Write out the records below once more, exactly as they stand.
+++ PROVIDED RECORDS +++
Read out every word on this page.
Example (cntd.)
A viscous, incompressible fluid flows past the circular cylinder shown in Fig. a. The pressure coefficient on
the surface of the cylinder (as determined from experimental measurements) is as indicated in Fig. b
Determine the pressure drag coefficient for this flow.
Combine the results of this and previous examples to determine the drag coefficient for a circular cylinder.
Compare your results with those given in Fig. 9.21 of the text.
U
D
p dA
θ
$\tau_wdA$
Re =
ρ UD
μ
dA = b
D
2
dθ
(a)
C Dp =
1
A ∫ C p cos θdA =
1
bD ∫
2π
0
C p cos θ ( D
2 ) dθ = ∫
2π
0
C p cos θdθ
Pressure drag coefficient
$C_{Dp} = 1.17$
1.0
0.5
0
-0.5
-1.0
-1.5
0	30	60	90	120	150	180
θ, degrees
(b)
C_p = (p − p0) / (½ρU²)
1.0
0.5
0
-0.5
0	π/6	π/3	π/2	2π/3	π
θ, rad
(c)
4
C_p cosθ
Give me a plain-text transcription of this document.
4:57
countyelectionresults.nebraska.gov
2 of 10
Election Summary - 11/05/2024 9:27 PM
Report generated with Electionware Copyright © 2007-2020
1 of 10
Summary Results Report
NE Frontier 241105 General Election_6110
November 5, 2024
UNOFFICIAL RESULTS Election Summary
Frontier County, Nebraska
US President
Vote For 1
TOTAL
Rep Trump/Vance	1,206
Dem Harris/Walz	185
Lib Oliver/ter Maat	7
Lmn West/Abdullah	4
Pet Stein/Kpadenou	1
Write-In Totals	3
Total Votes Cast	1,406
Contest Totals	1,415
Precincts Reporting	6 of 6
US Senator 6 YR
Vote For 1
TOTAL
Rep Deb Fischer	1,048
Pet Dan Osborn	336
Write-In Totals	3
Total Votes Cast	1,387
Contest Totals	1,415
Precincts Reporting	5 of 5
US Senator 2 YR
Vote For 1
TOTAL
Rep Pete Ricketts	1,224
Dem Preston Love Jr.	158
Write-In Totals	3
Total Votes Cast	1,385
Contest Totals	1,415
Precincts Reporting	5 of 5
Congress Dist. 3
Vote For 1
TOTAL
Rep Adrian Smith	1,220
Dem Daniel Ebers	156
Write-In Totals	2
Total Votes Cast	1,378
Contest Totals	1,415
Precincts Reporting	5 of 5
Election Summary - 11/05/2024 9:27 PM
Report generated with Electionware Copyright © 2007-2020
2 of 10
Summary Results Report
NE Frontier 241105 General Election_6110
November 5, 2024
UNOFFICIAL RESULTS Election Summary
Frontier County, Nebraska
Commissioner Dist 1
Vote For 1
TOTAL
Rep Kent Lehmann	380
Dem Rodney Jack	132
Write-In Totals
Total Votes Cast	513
+++
▶ _ANSWER BELOW_:
Read out every word on this page.
Example (cntd.)
A viscous, incompressible fluid flows past the circular cylinder shown in Fig. a. The pressure coefficient on
the surface of the cylinder (as determined from experimental measurements) is as indicated in Fig. b
Determine the pressure drag coefficient for this flow.
Combine the results of this and previous examples to determine the drag coefficient for a circular cylinder.
Compare your results with those given in Fig. 9.21 of the text.
U
D
p dA
θ
$\tau_wdA$
Re =
ρ UD
μ
dA = b
D
2
dθ
(a)
C Dp =
1
A ∫ C p cos θdA =
1
bD ∫
2π
0
C p cos θ ( D
2 ) dθ = ∫
2π
0
C p cos θdθ
Pressure drag coefficient
$C_{Dp} = 1.17$
1.0
0.5
0
-0.5
-1.0
-1.5
0	30	60	90	120	150	180
θ, degrees
(b)
C_p = (p − p0) / (½ρU²)
1.0
0.5
0
-0.5
0	π/6	π/3	π/2	2π/3	π
θ, rad
(c)
4
C_p cosθ
Give me a plain-text transcription of this document.
4:57
countyelectionresults.nebraska.gov
2 of 10
Election Summary - 11/05/2024 9:27 PM
Report generated with Electionware Copyright © 2007-2020
1 of 10
Summary Results Report
NE Frontier 241105 General Election_6110
November 5, 2024
UNOFFICIAL RESULTS Election Summary
Frontier County, Nebraska
US President
Vote For 1
TOTAL
Rep Trump/Vance	1,206
Dem Harris/Walz	185
Lib Oliver/ter Maat	7
Lmn West/Abdullah	4
Pet Stein/Kpadenou	1
Write-In Totals	3
Total Votes Cast	1,406
Contest Totals	1,415
Precincts Reporting	6 of 6
US Senator 6 YR
Vote For 1
TOTAL
Rep Deb Fischer	1,048
Pet Dan Osborn	336
Write-In Totals	3
Total Votes Cast	1,387
Contest Totals	1,415
Precincts Reporting	5 of 5
US Senator 2 YR
Vote For 1
TOTAL
Rep Pete Ricketts	1,224
Dem Preston Love Jr.	158
Write-In Totals	3
Total Votes Cast	1,385
Contest Totals	1,415
Precincts Reporting	5 of 5
Congress Dist. 3
Vote For 1
TOTAL
Rep Adrian Smith	1,220
Dem Daniel Ebers	156
Write-In Totals	2
Total Votes Cast	1,378
Contest Totals	1,415
Precincts Reporting	5 of 5
Election Summary - 11/05/2024 9:27 PM
Report generated with Electionware Copyright © 2007-2020
2 of 10
Summary Results Report
NE Frontier 241105 General Election_6110
November 5, 2024
UNOFFICIAL RESULTS Election Summary
Frontier County, Nebraska
Commissioner Dist 1
Vote For 1
TOTAL
Rep Kent Lehmann	380
Dem Rodney Jack	132
Write-In Totals
Total Votes Cast	513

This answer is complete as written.